What you need to do: Extract, from the listing that follows, each line containing the word "serrage".

==== Listed records ====

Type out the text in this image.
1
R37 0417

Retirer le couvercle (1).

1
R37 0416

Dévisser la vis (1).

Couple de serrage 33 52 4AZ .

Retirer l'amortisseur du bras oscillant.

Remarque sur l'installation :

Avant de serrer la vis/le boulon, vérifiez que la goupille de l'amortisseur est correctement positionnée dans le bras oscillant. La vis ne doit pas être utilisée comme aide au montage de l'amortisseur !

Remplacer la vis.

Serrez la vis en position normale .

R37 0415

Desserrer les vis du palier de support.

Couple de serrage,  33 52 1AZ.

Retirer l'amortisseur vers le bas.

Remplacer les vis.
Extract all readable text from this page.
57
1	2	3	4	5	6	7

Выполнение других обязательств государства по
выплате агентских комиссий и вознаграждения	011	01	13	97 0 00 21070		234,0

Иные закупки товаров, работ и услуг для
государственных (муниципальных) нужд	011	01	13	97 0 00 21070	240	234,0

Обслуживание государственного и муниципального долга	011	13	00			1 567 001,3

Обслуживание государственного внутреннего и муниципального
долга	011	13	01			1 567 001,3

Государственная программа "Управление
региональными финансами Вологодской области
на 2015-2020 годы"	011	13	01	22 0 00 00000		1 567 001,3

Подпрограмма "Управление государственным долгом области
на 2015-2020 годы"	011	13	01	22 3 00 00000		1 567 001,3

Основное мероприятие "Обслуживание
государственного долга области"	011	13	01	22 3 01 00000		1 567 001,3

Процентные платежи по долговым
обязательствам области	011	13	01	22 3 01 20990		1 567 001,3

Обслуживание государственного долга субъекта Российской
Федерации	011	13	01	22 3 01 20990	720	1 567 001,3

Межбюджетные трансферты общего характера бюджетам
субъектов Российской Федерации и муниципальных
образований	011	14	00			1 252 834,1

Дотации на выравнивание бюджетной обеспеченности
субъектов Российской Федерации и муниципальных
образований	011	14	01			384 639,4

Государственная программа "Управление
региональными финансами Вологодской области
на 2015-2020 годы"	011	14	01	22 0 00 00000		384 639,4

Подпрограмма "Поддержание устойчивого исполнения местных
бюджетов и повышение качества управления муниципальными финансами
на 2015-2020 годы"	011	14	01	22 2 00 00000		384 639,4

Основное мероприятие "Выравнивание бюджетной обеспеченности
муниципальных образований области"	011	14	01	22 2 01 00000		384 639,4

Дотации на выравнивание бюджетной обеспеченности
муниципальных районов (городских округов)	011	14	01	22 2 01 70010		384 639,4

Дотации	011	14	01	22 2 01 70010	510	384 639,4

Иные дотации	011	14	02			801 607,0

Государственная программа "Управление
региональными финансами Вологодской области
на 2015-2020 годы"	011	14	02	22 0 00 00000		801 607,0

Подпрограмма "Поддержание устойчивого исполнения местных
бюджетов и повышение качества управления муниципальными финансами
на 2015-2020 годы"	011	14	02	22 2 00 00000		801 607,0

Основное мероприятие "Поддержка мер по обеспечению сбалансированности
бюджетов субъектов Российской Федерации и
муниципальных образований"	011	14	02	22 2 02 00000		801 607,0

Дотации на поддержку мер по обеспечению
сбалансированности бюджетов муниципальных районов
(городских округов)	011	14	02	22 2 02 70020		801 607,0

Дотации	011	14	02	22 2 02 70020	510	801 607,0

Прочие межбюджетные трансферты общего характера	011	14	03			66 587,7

====

Answer:
Couple de serrage 33 52 4AZ .
Couple de serrage,  33 52 1AZ.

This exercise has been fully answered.